======== Record list
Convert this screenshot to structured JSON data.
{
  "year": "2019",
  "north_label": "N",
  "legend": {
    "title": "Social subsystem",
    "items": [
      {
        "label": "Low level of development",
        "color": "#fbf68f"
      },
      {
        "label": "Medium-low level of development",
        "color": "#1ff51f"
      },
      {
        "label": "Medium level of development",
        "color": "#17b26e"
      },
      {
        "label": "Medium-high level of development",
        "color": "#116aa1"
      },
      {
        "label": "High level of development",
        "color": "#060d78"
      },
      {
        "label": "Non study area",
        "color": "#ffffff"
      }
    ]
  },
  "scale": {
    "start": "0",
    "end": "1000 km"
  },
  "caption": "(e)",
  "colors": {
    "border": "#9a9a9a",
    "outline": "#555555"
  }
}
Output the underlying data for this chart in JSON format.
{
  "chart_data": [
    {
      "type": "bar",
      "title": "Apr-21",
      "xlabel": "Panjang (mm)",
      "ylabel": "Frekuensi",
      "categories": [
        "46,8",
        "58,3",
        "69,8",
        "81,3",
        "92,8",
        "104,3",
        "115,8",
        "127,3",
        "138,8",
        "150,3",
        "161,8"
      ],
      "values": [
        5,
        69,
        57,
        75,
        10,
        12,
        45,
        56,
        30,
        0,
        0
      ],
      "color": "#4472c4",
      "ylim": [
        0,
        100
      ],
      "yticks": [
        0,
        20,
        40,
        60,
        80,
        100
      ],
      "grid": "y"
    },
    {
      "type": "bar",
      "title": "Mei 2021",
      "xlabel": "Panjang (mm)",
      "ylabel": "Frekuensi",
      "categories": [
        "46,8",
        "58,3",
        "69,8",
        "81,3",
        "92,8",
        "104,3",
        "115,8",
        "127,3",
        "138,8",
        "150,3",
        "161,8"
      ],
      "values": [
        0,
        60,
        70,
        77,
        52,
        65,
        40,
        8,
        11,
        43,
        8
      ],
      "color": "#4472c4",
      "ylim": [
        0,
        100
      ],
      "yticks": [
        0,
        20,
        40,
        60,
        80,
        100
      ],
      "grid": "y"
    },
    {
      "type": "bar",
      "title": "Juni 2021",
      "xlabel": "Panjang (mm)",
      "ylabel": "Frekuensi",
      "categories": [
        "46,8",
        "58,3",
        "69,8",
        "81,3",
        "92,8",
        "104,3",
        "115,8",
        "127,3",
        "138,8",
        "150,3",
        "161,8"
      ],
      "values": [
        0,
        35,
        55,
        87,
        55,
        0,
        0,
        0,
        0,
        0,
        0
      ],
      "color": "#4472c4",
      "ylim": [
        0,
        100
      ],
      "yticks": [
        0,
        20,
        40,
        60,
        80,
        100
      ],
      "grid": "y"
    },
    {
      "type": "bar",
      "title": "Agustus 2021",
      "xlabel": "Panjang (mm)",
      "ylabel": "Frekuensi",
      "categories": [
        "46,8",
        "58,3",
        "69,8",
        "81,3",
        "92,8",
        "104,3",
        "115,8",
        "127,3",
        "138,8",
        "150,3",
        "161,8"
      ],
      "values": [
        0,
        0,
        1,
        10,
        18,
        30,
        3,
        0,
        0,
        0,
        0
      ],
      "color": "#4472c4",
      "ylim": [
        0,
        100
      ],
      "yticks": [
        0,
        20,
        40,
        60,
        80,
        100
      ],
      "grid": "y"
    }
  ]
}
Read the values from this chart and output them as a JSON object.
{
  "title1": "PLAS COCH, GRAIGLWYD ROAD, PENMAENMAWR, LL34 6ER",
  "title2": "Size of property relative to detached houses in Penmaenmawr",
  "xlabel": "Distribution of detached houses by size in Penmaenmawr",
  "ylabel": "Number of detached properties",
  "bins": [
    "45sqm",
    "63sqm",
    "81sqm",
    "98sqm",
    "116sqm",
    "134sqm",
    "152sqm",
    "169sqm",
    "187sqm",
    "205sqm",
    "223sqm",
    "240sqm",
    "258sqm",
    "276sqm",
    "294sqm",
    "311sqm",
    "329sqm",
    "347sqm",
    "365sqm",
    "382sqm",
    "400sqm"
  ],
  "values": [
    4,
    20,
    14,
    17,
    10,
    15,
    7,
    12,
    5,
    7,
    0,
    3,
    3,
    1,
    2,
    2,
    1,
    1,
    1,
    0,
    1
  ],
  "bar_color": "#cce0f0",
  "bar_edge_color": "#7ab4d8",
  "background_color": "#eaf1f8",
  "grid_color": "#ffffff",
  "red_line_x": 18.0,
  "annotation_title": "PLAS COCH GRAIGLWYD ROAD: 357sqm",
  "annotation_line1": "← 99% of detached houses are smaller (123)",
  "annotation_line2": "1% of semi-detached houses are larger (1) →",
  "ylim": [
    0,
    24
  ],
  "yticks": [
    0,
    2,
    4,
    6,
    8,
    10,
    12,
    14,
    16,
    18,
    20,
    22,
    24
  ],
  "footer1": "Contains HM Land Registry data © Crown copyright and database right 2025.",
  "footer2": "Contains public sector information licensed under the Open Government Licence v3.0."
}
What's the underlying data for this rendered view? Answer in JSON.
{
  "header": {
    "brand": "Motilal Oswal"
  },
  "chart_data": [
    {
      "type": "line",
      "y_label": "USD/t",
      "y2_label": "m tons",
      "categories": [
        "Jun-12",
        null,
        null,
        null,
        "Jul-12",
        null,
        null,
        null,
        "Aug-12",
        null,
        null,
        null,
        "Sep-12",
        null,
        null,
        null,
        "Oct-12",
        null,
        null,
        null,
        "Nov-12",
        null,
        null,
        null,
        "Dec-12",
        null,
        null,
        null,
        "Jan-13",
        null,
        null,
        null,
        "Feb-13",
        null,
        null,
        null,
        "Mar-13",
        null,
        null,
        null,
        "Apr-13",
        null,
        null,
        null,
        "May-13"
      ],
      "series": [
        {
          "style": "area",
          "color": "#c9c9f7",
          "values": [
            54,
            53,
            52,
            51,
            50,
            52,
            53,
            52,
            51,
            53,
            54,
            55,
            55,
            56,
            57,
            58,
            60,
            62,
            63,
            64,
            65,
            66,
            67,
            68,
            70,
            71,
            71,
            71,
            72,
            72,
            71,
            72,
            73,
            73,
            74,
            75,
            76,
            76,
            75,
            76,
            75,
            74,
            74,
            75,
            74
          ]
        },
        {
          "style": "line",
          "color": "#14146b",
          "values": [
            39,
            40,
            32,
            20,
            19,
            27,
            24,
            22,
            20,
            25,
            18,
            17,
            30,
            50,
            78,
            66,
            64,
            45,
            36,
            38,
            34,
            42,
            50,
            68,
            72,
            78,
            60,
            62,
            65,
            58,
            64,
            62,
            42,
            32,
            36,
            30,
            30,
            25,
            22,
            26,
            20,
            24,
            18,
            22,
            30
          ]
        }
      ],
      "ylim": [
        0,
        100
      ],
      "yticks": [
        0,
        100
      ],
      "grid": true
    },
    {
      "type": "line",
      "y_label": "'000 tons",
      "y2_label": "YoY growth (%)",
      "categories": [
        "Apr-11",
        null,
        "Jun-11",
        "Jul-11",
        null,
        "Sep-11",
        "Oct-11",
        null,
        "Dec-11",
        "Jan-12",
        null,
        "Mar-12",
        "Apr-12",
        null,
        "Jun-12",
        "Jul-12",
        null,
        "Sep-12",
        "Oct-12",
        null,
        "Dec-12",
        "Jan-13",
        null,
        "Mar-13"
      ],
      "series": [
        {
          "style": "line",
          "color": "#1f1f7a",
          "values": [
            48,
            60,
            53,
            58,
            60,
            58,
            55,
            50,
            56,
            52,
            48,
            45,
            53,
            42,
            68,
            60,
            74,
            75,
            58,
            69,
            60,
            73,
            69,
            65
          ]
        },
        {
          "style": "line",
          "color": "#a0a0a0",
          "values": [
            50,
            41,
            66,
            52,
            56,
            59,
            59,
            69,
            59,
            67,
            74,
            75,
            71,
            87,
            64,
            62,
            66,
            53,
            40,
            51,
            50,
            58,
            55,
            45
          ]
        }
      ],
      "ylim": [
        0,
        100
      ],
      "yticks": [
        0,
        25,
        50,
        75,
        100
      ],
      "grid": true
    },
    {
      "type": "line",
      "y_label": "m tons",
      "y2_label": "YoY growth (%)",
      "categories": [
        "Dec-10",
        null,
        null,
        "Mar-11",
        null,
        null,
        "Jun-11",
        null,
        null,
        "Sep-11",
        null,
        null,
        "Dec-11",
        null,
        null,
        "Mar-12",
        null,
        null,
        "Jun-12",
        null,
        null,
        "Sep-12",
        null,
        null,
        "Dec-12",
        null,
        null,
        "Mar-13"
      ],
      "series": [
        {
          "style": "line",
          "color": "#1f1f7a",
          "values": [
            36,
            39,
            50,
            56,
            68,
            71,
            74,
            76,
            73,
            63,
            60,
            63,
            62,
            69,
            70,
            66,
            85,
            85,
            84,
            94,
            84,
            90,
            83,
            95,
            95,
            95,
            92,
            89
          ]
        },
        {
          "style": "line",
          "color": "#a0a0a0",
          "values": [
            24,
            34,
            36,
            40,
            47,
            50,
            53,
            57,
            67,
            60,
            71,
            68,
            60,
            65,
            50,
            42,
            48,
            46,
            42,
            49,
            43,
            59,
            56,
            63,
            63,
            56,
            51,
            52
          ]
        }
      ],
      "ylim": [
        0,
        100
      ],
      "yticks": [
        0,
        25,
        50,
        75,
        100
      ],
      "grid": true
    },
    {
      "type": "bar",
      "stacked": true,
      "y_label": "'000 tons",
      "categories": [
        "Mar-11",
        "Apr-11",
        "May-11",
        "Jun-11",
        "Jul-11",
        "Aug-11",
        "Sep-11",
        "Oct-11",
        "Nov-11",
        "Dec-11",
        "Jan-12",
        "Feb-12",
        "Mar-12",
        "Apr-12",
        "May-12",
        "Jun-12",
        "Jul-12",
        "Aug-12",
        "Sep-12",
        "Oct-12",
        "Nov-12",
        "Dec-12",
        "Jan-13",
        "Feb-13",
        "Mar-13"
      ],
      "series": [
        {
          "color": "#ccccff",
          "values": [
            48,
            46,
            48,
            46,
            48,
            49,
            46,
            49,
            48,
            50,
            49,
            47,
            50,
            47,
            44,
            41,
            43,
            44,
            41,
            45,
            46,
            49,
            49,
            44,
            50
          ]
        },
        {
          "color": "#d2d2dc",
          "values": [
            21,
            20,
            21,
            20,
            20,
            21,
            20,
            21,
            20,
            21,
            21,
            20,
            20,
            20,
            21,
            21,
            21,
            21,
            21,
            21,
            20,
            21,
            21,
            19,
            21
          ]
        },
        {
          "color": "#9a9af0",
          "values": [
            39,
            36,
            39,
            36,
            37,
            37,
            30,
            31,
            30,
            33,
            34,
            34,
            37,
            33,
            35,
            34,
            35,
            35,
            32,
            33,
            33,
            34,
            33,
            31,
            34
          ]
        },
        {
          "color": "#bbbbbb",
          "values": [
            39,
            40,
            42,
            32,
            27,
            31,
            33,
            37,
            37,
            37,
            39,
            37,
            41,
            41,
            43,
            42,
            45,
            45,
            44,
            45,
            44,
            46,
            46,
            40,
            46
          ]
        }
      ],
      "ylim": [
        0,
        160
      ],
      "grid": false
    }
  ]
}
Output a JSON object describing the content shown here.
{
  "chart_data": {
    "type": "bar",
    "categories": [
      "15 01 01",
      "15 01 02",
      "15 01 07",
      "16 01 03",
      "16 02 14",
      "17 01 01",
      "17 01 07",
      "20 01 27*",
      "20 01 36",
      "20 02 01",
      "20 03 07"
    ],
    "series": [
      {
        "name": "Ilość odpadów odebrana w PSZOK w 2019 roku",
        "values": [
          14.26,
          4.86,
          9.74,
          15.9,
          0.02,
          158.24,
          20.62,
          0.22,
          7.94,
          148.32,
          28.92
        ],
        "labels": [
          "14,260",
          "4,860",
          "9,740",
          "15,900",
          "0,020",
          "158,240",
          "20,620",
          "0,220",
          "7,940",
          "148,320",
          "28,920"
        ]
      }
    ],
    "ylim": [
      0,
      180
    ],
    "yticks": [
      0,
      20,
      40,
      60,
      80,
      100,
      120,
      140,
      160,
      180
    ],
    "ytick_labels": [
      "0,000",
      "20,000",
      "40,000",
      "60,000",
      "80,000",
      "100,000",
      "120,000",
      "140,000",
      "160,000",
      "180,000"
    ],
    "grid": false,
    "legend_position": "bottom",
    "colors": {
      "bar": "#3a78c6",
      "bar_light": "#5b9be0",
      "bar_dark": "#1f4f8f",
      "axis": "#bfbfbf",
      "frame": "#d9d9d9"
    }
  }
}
================
◆ Problem requirements
Every line in the data that holds "JSON" should be copied out.

◆ Result for this exercise
Convert this screenshot to structured JSON data.
Output the underlying data for this chart in JSON format.
Read the values from this chart and output them as a JSON object.
What's the underlying data for this rendered view? Answer in JSON.
Output a JSON object describing the content shown here.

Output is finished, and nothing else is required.